*What needs to be done*: Repeat all of the material exactly as given.

BEGIN Dataset rows

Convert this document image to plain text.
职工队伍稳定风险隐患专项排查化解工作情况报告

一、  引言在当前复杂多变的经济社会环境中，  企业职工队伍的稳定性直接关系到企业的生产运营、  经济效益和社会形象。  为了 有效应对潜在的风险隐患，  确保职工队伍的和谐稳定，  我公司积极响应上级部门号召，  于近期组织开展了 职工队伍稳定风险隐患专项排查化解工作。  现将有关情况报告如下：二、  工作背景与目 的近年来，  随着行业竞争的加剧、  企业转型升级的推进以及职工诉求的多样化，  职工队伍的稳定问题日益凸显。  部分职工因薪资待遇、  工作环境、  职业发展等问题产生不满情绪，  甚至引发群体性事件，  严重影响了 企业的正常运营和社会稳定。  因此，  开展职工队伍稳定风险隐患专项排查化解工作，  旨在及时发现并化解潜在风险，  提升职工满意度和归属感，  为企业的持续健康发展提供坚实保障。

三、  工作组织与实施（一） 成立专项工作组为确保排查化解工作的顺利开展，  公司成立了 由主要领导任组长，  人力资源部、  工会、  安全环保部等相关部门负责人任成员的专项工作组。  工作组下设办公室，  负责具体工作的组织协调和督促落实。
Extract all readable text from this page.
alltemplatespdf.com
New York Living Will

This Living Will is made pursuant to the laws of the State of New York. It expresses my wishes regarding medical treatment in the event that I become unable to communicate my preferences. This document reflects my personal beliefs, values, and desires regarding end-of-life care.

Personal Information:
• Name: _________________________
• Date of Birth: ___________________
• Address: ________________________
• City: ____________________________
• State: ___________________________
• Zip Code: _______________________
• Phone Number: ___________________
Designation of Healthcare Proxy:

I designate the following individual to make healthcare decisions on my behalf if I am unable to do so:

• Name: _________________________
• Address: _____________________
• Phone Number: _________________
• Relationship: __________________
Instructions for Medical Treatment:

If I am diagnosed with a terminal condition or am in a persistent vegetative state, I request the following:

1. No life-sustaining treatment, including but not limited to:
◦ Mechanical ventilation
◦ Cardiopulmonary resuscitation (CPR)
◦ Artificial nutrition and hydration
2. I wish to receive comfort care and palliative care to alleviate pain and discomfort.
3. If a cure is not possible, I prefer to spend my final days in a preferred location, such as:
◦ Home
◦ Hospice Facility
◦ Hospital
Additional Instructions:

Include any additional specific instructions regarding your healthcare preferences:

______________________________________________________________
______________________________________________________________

END Dataset rows

*Task output*:
Convert this document image to plain text.
职工队伍稳定风险隐患专项排查化解工作情况报告

一、  引言在当前复杂多变的经济社会环境中，  企业职工队伍的稳定性直接关系到企业的生产运营、  经济效益和社会形象。  为了 有效应对潜在的风险隐患，  确保职工队伍的和谐稳定，  我公司积极响应上级部门号召，  于近期组织开展了 职工队伍稳定风险隐患专项排查化解工作。  现将有关情况报告如下：二、  工作背景与目 的近年来，  随着行业竞争的加剧、  企业转型升级的推进以及职工诉求的多样化，  职工队伍的稳定问题日益凸显。  部分职工因薪资待遇、  工作环境、  职业发展等问题产生不满情绪，  甚至引发群体性事件，  严重影响了 企业的正常运营和社会稳定。  因此，  开展职工队伍稳定风险隐患专项排查化解工作，  旨在及时发现并化解潜在风险，  提升职工满意度和归属感，  为企业的持续健康发展提供坚实保障。

三、  工作组织与实施（一） 成立专项工作组为确保排查化解工作的顺利开展，  公司成立了 由主要领导任组长，  人力资源部、  工会、  安全环保部等相关部门负责人任成员的专项工作组。  工作组下设办公室，  负责具体工作的组织协调和督促落实。
Extract all readable text from this page.
alltemplatespdf.com
New York Living Will

This Living Will is made pursuant to the laws of the State of New York. It expresses my wishes regarding medical treatment in the event that I become unable to communicate my preferences. This document reflects my personal beliefs, values, and desires regarding end-of-life care.

Personal Information:
• Name: _________________________
• Date of Birth: ___________________
• Address: ________________________
• City: ____________________________
• State: ___________________________
• Zip Code: _______________________
• Phone Number: ___________________
Designation of Healthcare Proxy:

I designate the following individual to make healthcare decisions on my behalf if I am unable to do so:

• Name: _________________________
• Address: _____________________
• Phone Number: _________________
• Relationship: __________________
Instructions for Medical Treatment:

If I am diagnosed with a terminal condition or am in a persistent vegetative state, I request the following:

1. No life-sustaining treatment, including but not limited to:
◦ Mechanical ventilation
◦ Cardiopulmonary resuscitation (CPR)
◦ Artificial nutrition and hydration
2. I wish to receive comfort care and palliative care to alleviate pain and discomfort.
3. If a cure is not possible, I prefer to spend my final days in a preferred location, such as:
◦ Home
◦ Hospice Facility
◦ Hospital
Additional Instructions:

Include any additional specific instructions regarding your healthcare preferences:

______________________________________________________________
______________________________________________________________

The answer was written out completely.